→ Exercise requirements
Reproduce all of the records below line for line, without changing a single character.

→ Material supplied
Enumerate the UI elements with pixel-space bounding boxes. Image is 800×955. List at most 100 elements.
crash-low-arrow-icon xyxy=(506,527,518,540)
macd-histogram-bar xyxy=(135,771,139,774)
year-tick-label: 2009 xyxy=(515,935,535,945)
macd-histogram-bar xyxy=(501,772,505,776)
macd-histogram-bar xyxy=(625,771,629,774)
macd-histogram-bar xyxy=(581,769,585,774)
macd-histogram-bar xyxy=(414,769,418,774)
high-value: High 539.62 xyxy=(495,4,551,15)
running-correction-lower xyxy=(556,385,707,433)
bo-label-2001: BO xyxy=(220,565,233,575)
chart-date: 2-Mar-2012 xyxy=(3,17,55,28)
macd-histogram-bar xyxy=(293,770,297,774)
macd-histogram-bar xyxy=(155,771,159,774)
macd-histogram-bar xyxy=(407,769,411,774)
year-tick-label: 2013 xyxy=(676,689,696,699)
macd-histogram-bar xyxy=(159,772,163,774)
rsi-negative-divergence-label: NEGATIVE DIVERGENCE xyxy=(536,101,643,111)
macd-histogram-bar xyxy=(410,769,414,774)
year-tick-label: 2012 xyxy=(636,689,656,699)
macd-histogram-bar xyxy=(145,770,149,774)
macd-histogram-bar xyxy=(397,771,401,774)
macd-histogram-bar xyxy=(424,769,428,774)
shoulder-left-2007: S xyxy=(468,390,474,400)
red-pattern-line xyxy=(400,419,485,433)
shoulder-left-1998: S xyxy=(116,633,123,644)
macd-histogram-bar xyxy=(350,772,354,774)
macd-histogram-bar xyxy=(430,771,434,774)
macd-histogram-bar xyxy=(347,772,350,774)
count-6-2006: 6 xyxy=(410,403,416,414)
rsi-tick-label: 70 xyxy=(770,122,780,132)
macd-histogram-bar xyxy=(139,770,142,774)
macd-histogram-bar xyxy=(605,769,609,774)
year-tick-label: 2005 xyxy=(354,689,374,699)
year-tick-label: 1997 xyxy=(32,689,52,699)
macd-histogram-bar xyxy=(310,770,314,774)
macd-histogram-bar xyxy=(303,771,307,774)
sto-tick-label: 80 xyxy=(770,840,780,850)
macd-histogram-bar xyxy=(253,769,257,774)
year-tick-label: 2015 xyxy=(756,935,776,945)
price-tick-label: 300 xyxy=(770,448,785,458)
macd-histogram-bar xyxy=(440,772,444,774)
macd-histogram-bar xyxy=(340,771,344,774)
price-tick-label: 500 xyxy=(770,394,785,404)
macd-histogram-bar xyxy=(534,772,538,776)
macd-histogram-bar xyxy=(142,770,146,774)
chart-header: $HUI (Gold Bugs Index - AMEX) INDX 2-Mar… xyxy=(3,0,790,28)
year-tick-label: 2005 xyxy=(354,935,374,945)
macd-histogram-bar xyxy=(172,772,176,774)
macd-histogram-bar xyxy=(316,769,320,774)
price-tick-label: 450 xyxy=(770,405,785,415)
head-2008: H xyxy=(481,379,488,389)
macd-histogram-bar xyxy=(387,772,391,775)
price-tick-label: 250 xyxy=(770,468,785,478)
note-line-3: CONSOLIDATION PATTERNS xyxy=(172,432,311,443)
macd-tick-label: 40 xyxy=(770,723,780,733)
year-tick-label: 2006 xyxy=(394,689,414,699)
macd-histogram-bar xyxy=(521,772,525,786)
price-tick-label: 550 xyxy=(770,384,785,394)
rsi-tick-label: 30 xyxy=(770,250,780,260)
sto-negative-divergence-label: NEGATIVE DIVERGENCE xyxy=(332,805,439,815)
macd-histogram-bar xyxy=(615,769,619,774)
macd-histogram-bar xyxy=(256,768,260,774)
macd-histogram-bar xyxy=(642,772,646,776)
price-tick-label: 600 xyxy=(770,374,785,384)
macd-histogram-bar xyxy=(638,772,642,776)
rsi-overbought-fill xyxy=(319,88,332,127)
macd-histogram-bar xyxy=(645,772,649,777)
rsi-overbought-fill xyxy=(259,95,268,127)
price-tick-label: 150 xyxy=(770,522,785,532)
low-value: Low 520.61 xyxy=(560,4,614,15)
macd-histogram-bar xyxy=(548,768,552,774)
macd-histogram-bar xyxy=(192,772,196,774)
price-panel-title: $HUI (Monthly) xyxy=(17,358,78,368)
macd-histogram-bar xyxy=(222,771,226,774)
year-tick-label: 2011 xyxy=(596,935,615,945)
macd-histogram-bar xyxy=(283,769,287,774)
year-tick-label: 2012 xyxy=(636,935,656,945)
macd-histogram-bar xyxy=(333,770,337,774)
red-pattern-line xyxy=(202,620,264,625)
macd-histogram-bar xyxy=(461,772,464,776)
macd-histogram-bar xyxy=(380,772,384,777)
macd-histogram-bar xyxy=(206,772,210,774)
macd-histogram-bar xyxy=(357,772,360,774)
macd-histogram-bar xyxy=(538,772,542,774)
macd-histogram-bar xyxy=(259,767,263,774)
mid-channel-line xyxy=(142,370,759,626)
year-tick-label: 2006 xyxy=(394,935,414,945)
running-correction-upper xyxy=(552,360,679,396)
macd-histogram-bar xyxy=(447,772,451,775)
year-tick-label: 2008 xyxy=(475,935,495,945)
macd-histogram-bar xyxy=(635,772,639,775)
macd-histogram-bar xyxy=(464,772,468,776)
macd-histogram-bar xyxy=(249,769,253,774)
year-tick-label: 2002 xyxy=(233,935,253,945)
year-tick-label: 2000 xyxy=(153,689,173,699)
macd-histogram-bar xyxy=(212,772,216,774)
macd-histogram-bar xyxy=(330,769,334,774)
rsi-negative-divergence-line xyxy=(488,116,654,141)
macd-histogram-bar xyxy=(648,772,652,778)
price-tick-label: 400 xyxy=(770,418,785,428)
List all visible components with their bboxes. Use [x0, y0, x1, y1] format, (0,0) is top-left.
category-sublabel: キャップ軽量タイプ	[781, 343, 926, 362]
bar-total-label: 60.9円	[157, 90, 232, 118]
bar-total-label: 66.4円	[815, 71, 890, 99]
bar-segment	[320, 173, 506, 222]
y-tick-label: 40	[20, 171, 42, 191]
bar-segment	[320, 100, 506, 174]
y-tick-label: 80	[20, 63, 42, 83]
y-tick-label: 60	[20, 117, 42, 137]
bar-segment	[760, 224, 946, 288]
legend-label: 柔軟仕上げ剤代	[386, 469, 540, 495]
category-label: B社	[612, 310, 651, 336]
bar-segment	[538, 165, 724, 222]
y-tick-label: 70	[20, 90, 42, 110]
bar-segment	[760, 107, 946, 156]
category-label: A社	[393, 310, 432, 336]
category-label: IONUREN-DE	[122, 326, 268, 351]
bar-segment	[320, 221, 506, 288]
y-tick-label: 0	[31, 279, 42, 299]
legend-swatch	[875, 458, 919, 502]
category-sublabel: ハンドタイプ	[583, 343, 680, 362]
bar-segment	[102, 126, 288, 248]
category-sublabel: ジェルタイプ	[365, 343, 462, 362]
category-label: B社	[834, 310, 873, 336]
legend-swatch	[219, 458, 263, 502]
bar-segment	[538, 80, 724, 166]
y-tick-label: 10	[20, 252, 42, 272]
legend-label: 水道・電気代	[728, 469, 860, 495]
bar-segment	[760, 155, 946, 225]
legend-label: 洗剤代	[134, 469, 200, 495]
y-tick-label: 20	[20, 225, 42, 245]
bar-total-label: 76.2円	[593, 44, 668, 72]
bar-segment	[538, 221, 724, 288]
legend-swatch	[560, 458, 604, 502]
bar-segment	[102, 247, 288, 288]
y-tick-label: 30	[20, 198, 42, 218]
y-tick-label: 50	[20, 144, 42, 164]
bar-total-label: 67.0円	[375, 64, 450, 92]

→ Exercise result
Enumerate the UI elements with pixel-space bounding boxes. Image is 800×955. List at most 100 elements.
crash-low-arrow-icon xyxy=(506,527,518,540)
macd-histogram-bar xyxy=(135,771,139,774)
year-tick-label: 2009 xyxy=(515,935,535,945)
macd-histogram-bar xyxy=(501,772,505,776)
macd-histogram-bar xyxy=(625,771,629,774)
macd-histogram-bar xyxy=(581,769,585,774)
macd-histogram-bar xyxy=(414,769,418,774)
high-value: High 539.62 xyxy=(495,4,551,15)
running-correction-lower xyxy=(556,385,707,433)
bo-label-2001: BO xyxy=(220,565,233,575)
chart-date: 2-Mar-2012 xyxy=(3,17,55,28)
macd-histogram-bar xyxy=(293,770,297,774)
macd-histogram-bar xyxy=(155,771,159,774)
macd-histogram-bar xyxy=(407,769,411,774)
year-tick-label: 2013 xyxy=(676,689,696,699)
macd-histogram-bar xyxy=(159,772,163,774)
rsi-negative-divergence-label: NEGATIVE DIVERGENCE xyxy=(536,101,643,111)
macd-histogram-bar xyxy=(410,769,414,774)
year-tick-label: 2012 xyxy=(636,689,656,699)
macd-histogram-bar xyxy=(145,770,149,774)
macd-histogram-bar xyxy=(397,771,401,774)
macd-histogram-bar xyxy=(424,769,428,774)
shoulder-left-2007: S xyxy=(468,390,474,400)
red-pattern-line xyxy=(400,419,485,433)
shoulder-left-1998: S xyxy=(116,633,123,644)
macd-histogram-bar xyxy=(350,772,354,774)
macd-histogram-bar xyxy=(430,771,434,774)
macd-histogram-bar xyxy=(347,772,350,774)
count-6-2006: 6 xyxy=(410,403,416,414)
rsi-tick-label: 70 xyxy=(770,122,780,132)
macd-histogram-bar xyxy=(139,770,142,774)
macd-histogram-bar xyxy=(605,769,609,774)
year-tick-label: 2005 xyxy=(354,689,374,699)
year-tick-label: 1997 xyxy=(32,689,52,699)
macd-histogram-bar xyxy=(310,770,314,774)
macd-histogram-bar xyxy=(303,771,307,774)
sto-tick-label: 80 xyxy=(770,840,780,850)
macd-histogram-bar xyxy=(253,769,257,774)
year-tick-label: 2015 xyxy=(756,935,776,945)
price-tick-label: 300 xyxy=(770,448,785,458)
macd-histogram-bar xyxy=(440,772,444,774)
macd-histogram-bar xyxy=(340,771,344,774)
price-tick-label: 500 xyxy=(770,394,785,404)
macd-histogram-bar xyxy=(534,772,538,776)
macd-histogram-bar xyxy=(142,770,146,774)
chart-header: $HUI (Gold Bugs Index - AMEX) INDX 2-Mar… xyxy=(3,0,790,28)
year-tick-label: 2005 xyxy=(354,935,374,945)
macd-histogram-bar xyxy=(172,772,176,774)
macd-histogram-bar xyxy=(316,769,320,774)
price-tick-label: 450 xyxy=(770,405,785,415)
head-2008: H xyxy=(481,379,488,389)
macd-histogram-bar xyxy=(387,772,391,775)
price-tick-label: 250 xyxy=(770,468,785,478)
note-line-3: CONSOLIDATION PATTERNS xyxy=(172,432,311,443)
macd-tick-label: 40 xyxy=(770,723,780,733)
year-tick-label: 2006 xyxy=(394,689,414,699)
macd-histogram-bar xyxy=(521,772,525,786)
price-tick-label: 550 xyxy=(770,384,785,394)
rsi-tick-label: 30 xyxy=(770,250,780,260)
sto-negative-divergence-label: NEGATIVE DIVERGENCE xyxy=(332,805,439,815)
macd-histogram-bar xyxy=(615,769,619,774)
macd-histogram-bar xyxy=(256,768,260,774)
macd-histogram-bar xyxy=(642,772,646,776)
price-tick-label: 600 xyxy=(770,374,785,384)
macd-histogram-bar xyxy=(638,772,642,776)
rsi-overbought-fill xyxy=(319,88,332,127)
macd-histogram-bar xyxy=(645,772,649,777)
rsi-overbought-fill xyxy=(259,95,268,127)
price-tick-label: 150 xyxy=(770,522,785,532)
low-value: Low 520.61 xyxy=(560,4,614,15)
macd-histogram-bar xyxy=(548,768,552,774)
macd-histogram-bar xyxy=(192,772,196,774)
price-panel-title: $HUI (Monthly) xyxy=(17,358,78,368)
macd-histogram-bar xyxy=(222,771,226,774)
year-tick-label: 2011 xyxy=(596,935,615,945)
macd-histogram-bar xyxy=(283,769,287,774)
year-tick-label: 2012 xyxy=(636,935,656,945)
macd-histogram-bar xyxy=(333,770,337,774)
red-pattern-line xyxy=(202,620,264,625)
macd-histogram-bar xyxy=(461,772,464,776)
macd-histogram-bar xyxy=(380,772,384,777)
macd-histogram-bar xyxy=(206,772,210,774)
macd-histogram-bar xyxy=(357,772,360,774)
macd-histogram-bar xyxy=(538,772,542,774)
macd-histogram-bar xyxy=(259,767,263,774)
mid-channel-line xyxy=(142,370,759,626)
year-tick-label: 2006 xyxy=(394,935,414,945)
running-correction-upper xyxy=(552,360,679,396)
macd-histogram-bar xyxy=(447,772,451,775)
year-tick-label: 2008 xyxy=(475,935,495,945)
macd-histogram-bar xyxy=(635,772,639,775)
macd-histogram-bar xyxy=(464,772,468,776)
macd-histogram-bar xyxy=(249,769,253,774)
year-tick-label: 2002 xyxy=(233,935,253,945)
year-tick-label: 2000 xyxy=(153,689,173,699)
macd-histogram-bar xyxy=(212,772,216,774)
macd-histogram-bar xyxy=(330,769,334,774)
rsi-negative-divergence-line xyxy=(488,116,654,141)
macd-histogram-bar xyxy=(648,772,652,778)
price-tick-label: 400 xyxy=(770,418,785,428)
List all visible components with their bboxes. Use [x0, y0, x1, y1] format, (0,0) is top-left.
category-sublabel: キャップ軽量タイプ	[781, 343, 926, 362]
bar-total-label: 60.9円	[157, 90, 232, 118]
bar-total-label: 66.4円	[815, 71, 890, 99]
bar-segment	[320, 173, 506, 222]
y-tick-label: 40	[20, 171, 42, 191]
bar-segment	[320, 100, 506, 174]
y-tick-label: 80	[20, 63, 42, 83]
y-tick-label: 60	[20, 117, 42, 137]
bar-segment	[760, 224, 946, 288]
legend-label: 柔軟仕上げ剤代	[386, 469, 540, 495]
category-label: B社	[612, 310, 651, 336]
bar-segment	[538, 165, 724, 222]
y-tick-label: 70	[20, 90, 42, 110]
bar-segment	[760, 107, 946, 156]
category-label: A社	[393, 310, 432, 336]
category-label: IONUREN-DE	[122, 326, 268, 351]
bar-segment	[320, 221, 506, 288]
y-tick-label: 0	[31, 279, 42, 299]
legend-swatch	[875, 458, 919, 502]
category-sublabel: ハンドタイプ	[583, 343, 680, 362]
bar-segment	[102, 126, 288, 248]
category-sublabel: ジェルタイプ	[365, 343, 462, 362]
category-label: B社	[834, 310, 873, 336]
legend-swatch	[219, 458, 263, 502]
bar-segment	[538, 80, 724, 166]
y-tick-label: 10	[20, 252, 42, 272]
legend-label: 水道・電気代	[728, 469, 860, 495]
bar-segment	[760, 155, 946, 225]
legend-label: 洗剤代	[134, 469, 200, 495]
y-tick-label: 20	[20, 225, 42, 245]
bar-total-label: 76.2円	[593, 44, 668, 72]
bar-segment	[538, 221, 724, 288]
legend-swatch	[560, 458, 604, 502]
bar-segment	[102, 247, 288, 288]
y-tick-label: 30	[20, 198, 42, 218]
y-tick-label: 50	[20, 144, 42, 164]
bar-total-label: 67.0円	[375, 64, 450, 92]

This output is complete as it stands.